### TASK MATERIAL
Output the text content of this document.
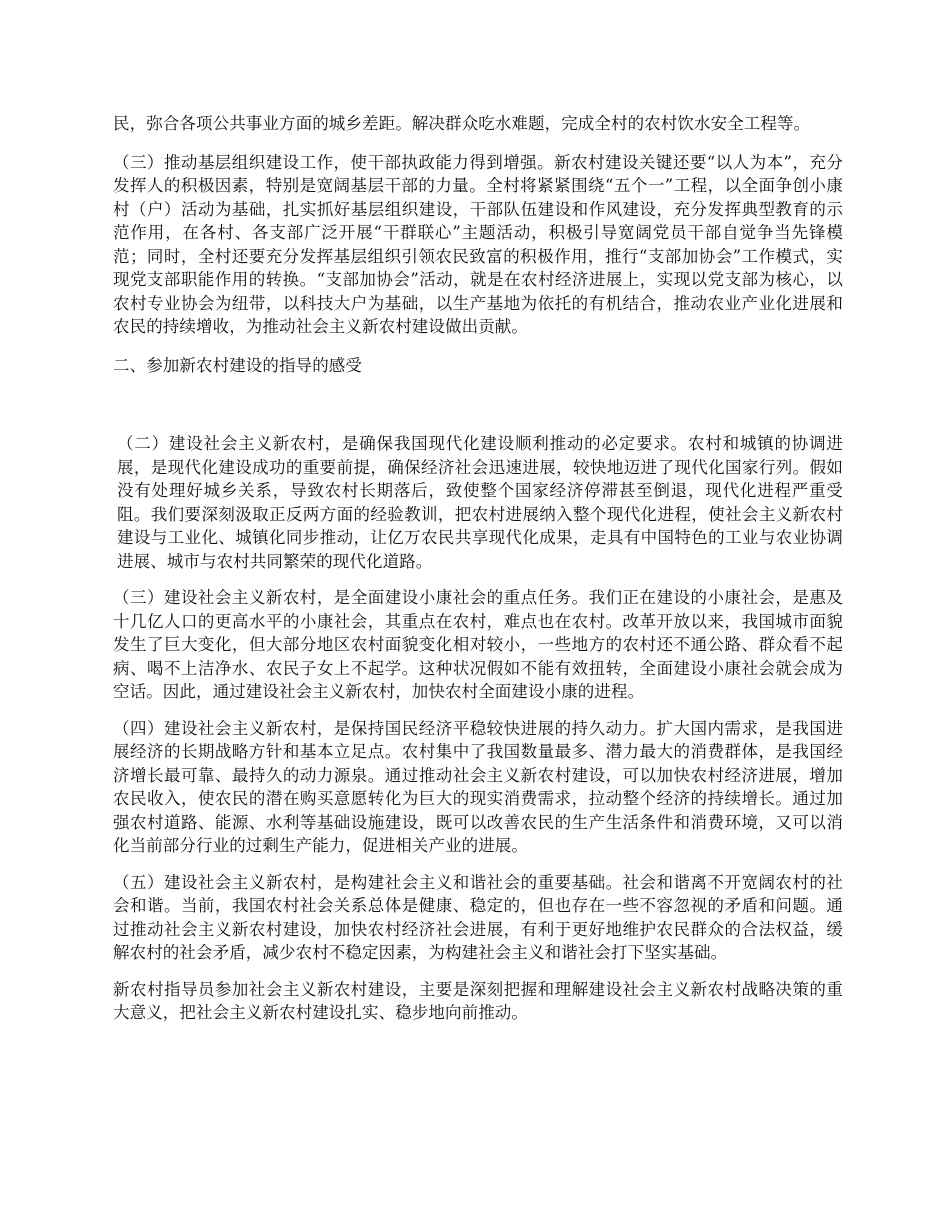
民，弥合各项公共事业方面的城乡差距。解决群众吃水难题，完成全村的农村饮水安全工程等。

（三）推动基层组织建设工作，使干部执政能力得到增强。新农村建设关键还要“以人为本”，充分发挥人的积极因素，特别是宽阔基层干部的力量。全村将紧紧围绕“五个一”工程，以全面争创小康村（户）活动为基础，扎实抓好基层组织建设，干部队伍建设和作风建设，充分发挥典型教育的示范作用，在各村、各支部广泛开展“干群联心”主题活动，积极引导宽阔党员干部自觉争当先锋模范；同时，全村还要充分发挥基层组织引领农民致富的积极作用，推行“支部加协会”工作模式，实现党支部职能作用的转换。“支部加协会”活动，就是在农村经济进展上，实现以党支部为核心，以农村专业协会为纽带，以科技大户为基础，以生产基地为依托的有机结合，推动农业产业化进展和农民的持续增收，为推动社会主义新农村建设做出贡献。

二、参加新农村建设的指导的感受

（二）建设社会主义新农村，是确保我国现代化建设顺利推动的必定要求。农村和城镇的协调进展，是现代化建设成功的重要前提，确保经济社会迅速进展，较快地迈进了现代化国家行列。假如没有处理好城乡关系，导致农村长期落后，致使整个国家经济停滞甚至倒退，现代化进程严重受阻。我们要深刻汲取正反两方面的经验教训，把农村进展纳入整个现代化进程，使社会主义新农村建设与工业化、城镇化同步推动，让亿万农民共享现代化成果，走具有中国特色的工业与农业协调进展、城市与农村共同繁荣的现代化道路。

（三）建设社会主义新农村，是全面建设小康社会的重点任务。我们正在建设的小康社会，是惠及十几亿人口的更高水平的小康社会，其重点在农村，难点也在农村。改革开放以来，我国城市面貌发生了巨大变化，但大部分地区农村面貌变化相对较小，一些地方的农村还不通公路、群众看不起病、喝不上洁净水、农民子女上不起学。这种状况假如不能有效扭转，全面建设小康社会就会成为空话。因此，通过建设社会主义新农村，加快农村全面建设小康的进程。

（四）建设社会主义新农村，是保持国民经济平稳较快进展的持久动力。扩大国内需求，是我国进展经济的长期战略方针和基本立足点。农村集中了我国数量最多、潜力最大的消费群体，是我国经济增长最可靠、最持久的动力源泉。通过推动社会主义新农村建设，可以加快农村经济进展，增加农民收入，使农民的潜在购买意愿转化为巨大的现实消费需求，拉动整个经济的持续增长。通过加强农村道路、能源、水利等基础设施建设，既可以改善农民的生产生活条件和消费环境，又可以消化当前部分行业的过剩生产能力，促进相关产业的进展。

（五）建设社会主义新农村，是构建社会主义和谐社会的重要基础。社会和谐离不开宽阔农村的社会和谐。当前，我国农村社会关系总体是健康、稳定的，但也存在一些不容忽视的矛盾和问题。通过推动社会主义新农村建设，加快农村经济社会进展，有利于更好地维护农民群众的合法权益，缓解农村的社会矛盾，减少农村不稳定因素，为构建社会主义和谐社会打下坚实基础。

新农村指导员参加社会主义新农村建设，主要是深刻把握和理解建设社会主义新农村战略决策的重大意义，把社会主义新农村建设扎实、稳步地向前推动。
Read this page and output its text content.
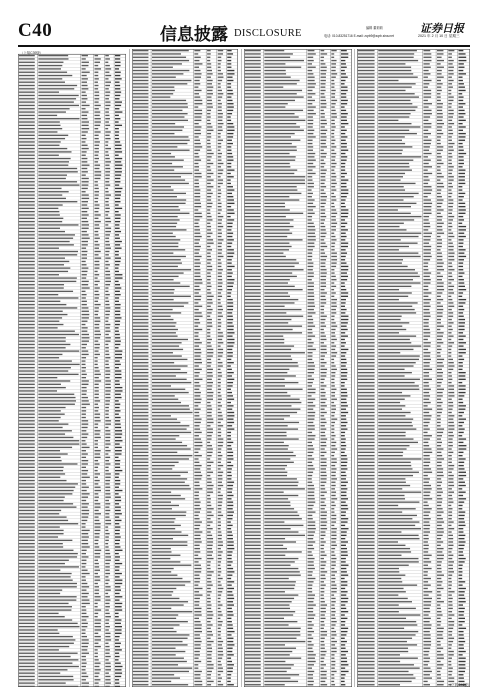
C40	信息披露 DISCLOSURE	编辑 董莉莉
电话: 010-83251716 E-mail: zqrb9@zqrb.sina.net
证券日报
2021 年 2 月 10 日 星期三
（上接C39版）
（下转C41版）
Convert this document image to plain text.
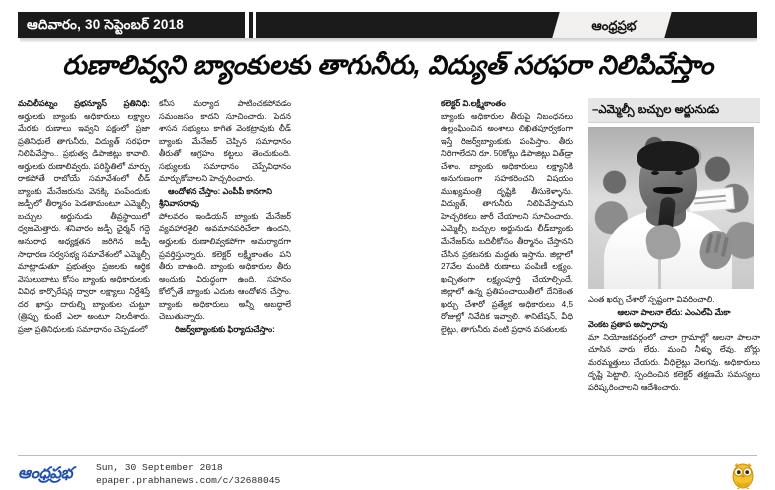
ఆదివారం, 30 సెప్టెంబర్ 2018	ఆంధ్రప్రభ
రుణాలివ్వని బ్యాంకులకు తాగునీరు, విద్యుత్ సరఫరా నిలిపివేస్తాం

మచిలీపట్నం ప్రభన్యూస్ ప్రతినిధి: అర్హులకు బ్యాంకు అధికారులు లక్ష్యాల మేరకు రుణాలు ఇవ్వని పక్షంలో ప్రజా ప్రతినిధులే తాగునీరు, విద్యుత్ సరఫరా నిలిపివేస్తాం.. ప్రభుత్వ డిపాజిట్లు కావాలి. అర్హులకు రుణాలివ్వరు. పరిస్థితిలో మార్పు రాకపోతే రాబోయే సమావేశంలో లీడ్ బ్యాంకు మేనేజరును వెనక్కి పంపేందుకు జడ్పీలో తీర్మానం పెడతామంటూ ఎమ్మెల్సీ బచ్చుల అర్జునుడు తీవ్రస్థాయిలో ధ్వజమెత్తారు. శనివారం జడ్పీ ఛైర్మన్ గద్దె అనురాధ అధ్యక్షతన జరిగిన జడ్పీ సాధారణ సర్వసభ్య సమావేశంలో ఎమ్మెల్సీ మాట్లాడుతూ ప్రభుత్వం ప్రజలకు ఆర్థిక వెసులుబాటు కోసం బ్యాంకు అధికారులకు వివిధ కార్పొరేషన్ల ద్వారా లక్ష్యాలు నిర్దేశిస్తే దర ఖాస్తు దారుల్ని బ్యాంకుల చుట్టూ (త్రిప్పు కుంటే ఎలా అంటూ నిలదీశారు. ప్రజా ప్రతినిధులకు సమాధానం చెప్పడంలో

కనీస మర్యాద పాటించకపోవడం సమంజసం కాదని సూచించారు. పెదన శాసన సభ్యులు కాగిత వెంకట్రావుకు లీడ్ బ్యాంకు మేనేజర్ చెప్పిన సమాధానం తీరుతో ఆగ్రహం కట్టలు తెంచుకుంది. సభ్యులకు సమాధానం చెప్పేవిధానం మార్చుకోవాలని హెచ్చరించారు.

ఆందోళన చేస్తాం: ఎంపీపీ కానగాని

శ్రీనివాసరావు

పోలవరం ఇండియన్ బ్యాంకు మేనేజర్ వ్యవహారశైలి అవమానపరిచేలా ఉందని, అర్హులకు రుణాలివ్వకపోగా అమర్యాదగా ప్రవర్తిస్తున్నారు. కలెక్టర్ లక్ష్మీకాంతం పని తీరు బాఉంది. బ్యాంకు అధికారుల తీరు అందుకు విరుద్ధంగా ఉంది. సహనం కోల్పోతే బ్యాంకు ఎదుట ఆందోళన చేస్తాం. బ్యాంకు అధికారులు అన్నీ అబద్ధాలే చెబుతున్నారు.

రిజర్వ్‌బ్యాంకుకు ఫిర్యాదుచేస్తాం:

కలెక్టర్ వి.లక్ష్మీకాంతం

బ్యాంకు అధికారుల తీరుపై నిబంధనలు ఉల్లంఘించిన అంశాలు లిఖితపూర్వకంగా ఇస్తే రిజర్వ్‌బ్యాంకుకు పంపిస్తాం. తీరు నిరిగాలేదని రూ. 50కోట్లు డిపాజిట్లు విత్‌డ్రా చేశాం. బ్యాంకు అధికారులు లక్ష్యానికి అనుగుణంగా సహకరించని విషయం ముఖ్యమంత్రి దృష్టికి తీసుకెళ్ళాను. విద్యుత్, తాగునీరు నిలిపివేస్తామని హెచ్చరికలు జారీ చేయాలని సూచించారు. ఎమ్మెల్సీ బచ్చుల అర్జునుడు లీడ్‌బ్యాంకు మేనేజర్‌ను బదిలీకోసం తీర్మానం చేస్తానని చేసిన ప్రకటనకు మద్దతు ఇస్తాను. జిల్లాలో 27వేల మందికి రుణాలు పంపిణీ లక్ష్యం. ఖచ్చితంగా లక్ష్యంపూర్తి చేయాల్సిందే. జిల్లాలో ఉన్న ప్రతిపంచాయితీలో దేనికెంత ఖర్చు చేశారో ప్రత్యేక అధికారులు 4,5 రోజుల్లో నివేదిక ఇవ్వాలి. శానిటేషన్, వీధి లైట్లు, తాగునీరు వంటి ప్రధాన వసతులకు

–ఎమ్మెల్సీ బచ్చుల అర్జునుడు

ఎంత ఖర్చు చేశారో స్పష్టంగా వివరించాలి.

ఆలనా పాలనా లేదు: ఎంఎల్ఏ మేకా

వెంకట ప్రతాప అప్పారావు

మా నియోజకవర్గంలో చాలా గ్రామాల్లో ఆలనా పాలనా చూసిన వారు లేరు. మంచి నీళ్ళు లేవు. బోర్లు మరమ్మత్తులు చేయరు. వీధిలైట్లు వెలగవు. అధికారులు దృష్టి పెట్టాలి. స్పందించిన కలెక్టర్ తక్షణమే సమస్యలు పరిష్కరించాలని ఆదేశించారు.

ఆంధ్రప్రభ Sun, 30 September 2018
epaper.prabhanews.com/c/32688045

### WORK INSTRUCTIONS
Check each line of these records for the string "通过推动社会主义新农村建设" and state only how many lines have it.

### SOLUTION FOR THIS TASK
2